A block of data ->
──────────────────────────────

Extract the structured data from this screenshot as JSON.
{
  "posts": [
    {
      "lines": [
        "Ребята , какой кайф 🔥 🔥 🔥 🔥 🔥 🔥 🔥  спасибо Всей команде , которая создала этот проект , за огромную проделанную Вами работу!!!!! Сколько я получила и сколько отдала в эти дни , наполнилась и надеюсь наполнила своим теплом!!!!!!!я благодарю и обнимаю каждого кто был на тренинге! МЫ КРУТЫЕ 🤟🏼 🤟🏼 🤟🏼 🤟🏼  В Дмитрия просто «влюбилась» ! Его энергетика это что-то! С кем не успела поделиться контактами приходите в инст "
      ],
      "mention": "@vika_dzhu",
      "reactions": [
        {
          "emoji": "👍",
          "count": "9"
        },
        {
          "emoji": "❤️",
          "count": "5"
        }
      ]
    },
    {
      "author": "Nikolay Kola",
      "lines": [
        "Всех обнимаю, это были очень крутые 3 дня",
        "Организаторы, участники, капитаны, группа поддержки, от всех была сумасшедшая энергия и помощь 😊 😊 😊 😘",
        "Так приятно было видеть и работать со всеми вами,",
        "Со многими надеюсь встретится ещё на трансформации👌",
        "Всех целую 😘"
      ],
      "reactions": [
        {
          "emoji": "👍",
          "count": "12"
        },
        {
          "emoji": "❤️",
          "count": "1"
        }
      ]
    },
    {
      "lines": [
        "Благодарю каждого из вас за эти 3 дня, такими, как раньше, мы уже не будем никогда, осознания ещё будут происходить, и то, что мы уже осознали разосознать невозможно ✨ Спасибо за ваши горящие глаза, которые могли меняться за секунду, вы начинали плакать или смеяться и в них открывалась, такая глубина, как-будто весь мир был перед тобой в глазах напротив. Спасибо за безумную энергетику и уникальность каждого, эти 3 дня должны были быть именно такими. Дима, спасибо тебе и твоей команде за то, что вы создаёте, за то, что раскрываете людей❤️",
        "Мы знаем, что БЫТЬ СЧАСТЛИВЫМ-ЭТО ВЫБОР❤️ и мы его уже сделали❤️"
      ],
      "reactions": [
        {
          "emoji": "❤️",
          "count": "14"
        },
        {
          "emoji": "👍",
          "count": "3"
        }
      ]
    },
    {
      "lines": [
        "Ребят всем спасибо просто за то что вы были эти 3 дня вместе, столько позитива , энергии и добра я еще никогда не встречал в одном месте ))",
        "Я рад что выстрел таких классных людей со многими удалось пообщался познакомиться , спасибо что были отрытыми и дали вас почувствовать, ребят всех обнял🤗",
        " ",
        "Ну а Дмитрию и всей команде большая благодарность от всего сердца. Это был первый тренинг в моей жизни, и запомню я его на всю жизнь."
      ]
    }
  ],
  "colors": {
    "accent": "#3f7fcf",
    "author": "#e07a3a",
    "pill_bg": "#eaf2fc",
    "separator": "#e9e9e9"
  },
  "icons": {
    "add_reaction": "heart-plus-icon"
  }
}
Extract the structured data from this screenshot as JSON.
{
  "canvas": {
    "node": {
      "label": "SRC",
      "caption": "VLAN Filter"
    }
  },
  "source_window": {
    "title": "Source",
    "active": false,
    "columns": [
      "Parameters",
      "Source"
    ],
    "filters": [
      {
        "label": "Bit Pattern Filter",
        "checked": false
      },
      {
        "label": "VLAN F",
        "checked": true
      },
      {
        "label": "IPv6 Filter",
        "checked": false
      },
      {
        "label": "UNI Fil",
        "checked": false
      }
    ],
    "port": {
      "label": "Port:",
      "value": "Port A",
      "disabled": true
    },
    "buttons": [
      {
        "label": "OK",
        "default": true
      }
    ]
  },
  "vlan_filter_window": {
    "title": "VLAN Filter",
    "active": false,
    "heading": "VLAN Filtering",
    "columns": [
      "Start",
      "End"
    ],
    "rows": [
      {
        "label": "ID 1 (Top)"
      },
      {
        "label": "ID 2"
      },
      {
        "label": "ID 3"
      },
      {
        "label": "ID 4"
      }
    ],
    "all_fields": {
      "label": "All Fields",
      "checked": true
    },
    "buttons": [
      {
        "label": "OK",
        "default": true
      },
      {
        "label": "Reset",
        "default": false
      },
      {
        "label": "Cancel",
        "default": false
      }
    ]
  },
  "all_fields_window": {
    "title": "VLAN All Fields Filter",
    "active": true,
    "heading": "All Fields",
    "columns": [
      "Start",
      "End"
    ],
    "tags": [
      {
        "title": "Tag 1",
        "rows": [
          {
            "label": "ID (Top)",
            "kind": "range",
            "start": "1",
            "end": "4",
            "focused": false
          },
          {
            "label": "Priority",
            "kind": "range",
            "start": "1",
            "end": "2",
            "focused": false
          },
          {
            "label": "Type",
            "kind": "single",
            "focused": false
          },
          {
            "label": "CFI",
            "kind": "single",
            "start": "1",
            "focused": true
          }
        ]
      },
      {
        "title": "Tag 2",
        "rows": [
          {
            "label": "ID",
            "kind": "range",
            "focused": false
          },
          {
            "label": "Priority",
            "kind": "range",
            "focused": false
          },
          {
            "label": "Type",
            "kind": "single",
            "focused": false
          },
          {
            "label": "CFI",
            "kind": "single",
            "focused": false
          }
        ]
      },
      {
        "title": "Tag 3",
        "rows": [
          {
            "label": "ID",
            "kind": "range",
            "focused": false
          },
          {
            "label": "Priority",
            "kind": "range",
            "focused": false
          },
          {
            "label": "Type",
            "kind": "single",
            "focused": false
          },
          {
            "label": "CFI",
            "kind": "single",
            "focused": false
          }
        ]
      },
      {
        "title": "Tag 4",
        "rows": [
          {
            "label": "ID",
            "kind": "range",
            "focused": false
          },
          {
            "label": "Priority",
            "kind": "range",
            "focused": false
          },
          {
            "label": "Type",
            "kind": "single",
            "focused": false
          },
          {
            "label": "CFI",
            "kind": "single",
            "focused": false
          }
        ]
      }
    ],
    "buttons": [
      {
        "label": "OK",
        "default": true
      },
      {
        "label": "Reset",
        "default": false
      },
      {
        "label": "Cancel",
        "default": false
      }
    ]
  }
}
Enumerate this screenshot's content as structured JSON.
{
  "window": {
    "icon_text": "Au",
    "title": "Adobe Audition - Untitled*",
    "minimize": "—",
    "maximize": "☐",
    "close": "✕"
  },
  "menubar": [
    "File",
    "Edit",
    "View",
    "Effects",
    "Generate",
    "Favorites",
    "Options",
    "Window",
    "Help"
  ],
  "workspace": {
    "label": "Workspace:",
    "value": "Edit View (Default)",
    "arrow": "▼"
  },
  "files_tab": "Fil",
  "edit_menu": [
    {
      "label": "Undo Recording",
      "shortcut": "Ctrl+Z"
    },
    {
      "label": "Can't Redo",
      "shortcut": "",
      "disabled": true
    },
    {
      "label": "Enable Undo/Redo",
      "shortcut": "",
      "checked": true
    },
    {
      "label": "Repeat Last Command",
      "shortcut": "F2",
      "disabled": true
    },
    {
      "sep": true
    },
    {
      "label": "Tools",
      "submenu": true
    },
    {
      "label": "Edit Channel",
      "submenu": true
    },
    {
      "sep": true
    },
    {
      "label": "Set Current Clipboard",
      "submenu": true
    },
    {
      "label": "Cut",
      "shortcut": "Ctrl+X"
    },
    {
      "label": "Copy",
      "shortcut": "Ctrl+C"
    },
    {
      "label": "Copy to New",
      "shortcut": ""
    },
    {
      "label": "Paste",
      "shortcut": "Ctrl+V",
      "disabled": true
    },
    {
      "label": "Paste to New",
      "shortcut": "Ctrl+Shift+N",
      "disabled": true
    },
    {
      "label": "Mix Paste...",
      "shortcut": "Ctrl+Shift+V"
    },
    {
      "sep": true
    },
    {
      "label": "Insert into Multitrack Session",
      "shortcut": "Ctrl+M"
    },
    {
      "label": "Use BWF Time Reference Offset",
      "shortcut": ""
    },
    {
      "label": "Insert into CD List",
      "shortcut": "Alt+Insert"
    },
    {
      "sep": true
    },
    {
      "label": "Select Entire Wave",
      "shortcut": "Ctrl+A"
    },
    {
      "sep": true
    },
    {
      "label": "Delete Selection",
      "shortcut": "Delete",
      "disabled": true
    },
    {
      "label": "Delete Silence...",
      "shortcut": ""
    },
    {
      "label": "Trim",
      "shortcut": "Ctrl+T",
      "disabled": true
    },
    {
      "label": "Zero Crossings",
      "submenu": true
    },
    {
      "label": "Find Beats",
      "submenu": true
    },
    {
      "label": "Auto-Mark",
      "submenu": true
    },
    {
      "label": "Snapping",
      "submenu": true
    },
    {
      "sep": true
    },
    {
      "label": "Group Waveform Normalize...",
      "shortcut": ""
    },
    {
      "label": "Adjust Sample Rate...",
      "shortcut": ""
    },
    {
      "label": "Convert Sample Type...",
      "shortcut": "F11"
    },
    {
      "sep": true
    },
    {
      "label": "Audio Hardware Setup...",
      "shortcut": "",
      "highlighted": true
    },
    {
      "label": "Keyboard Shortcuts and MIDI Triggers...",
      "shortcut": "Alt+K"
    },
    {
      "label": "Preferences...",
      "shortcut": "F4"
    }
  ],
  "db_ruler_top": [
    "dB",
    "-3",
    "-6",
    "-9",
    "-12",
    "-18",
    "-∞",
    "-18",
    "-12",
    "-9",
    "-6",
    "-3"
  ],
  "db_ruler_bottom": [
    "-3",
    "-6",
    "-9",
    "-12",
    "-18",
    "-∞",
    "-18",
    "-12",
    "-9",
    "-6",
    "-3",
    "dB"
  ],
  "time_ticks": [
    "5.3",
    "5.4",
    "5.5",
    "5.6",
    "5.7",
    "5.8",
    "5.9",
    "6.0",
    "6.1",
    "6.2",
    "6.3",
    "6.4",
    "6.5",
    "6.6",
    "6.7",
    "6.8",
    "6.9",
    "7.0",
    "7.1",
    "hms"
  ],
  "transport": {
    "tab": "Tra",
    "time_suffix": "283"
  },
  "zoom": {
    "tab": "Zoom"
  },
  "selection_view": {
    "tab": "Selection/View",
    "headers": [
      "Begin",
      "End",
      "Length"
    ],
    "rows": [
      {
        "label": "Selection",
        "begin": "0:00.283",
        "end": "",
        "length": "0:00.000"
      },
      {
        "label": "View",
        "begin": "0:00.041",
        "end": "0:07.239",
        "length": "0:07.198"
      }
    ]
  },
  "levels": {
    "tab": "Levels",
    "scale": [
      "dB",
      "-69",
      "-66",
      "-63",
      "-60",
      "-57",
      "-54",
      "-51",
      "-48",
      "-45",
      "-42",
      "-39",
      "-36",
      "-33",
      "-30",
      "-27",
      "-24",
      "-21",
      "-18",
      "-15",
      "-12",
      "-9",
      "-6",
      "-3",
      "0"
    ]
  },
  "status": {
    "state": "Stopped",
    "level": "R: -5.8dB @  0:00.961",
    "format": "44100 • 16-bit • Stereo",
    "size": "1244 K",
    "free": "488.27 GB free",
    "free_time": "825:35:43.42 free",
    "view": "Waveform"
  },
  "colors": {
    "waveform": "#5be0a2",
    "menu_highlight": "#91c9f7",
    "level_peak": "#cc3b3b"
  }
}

──────────────────────────────

SHORT EXERCISE ->
Copy out each line in the preceding records that contains "Sample".

RESULT ->
      "label": "Adjust Sample Rate...",
      "label": "Convert Sample Type...",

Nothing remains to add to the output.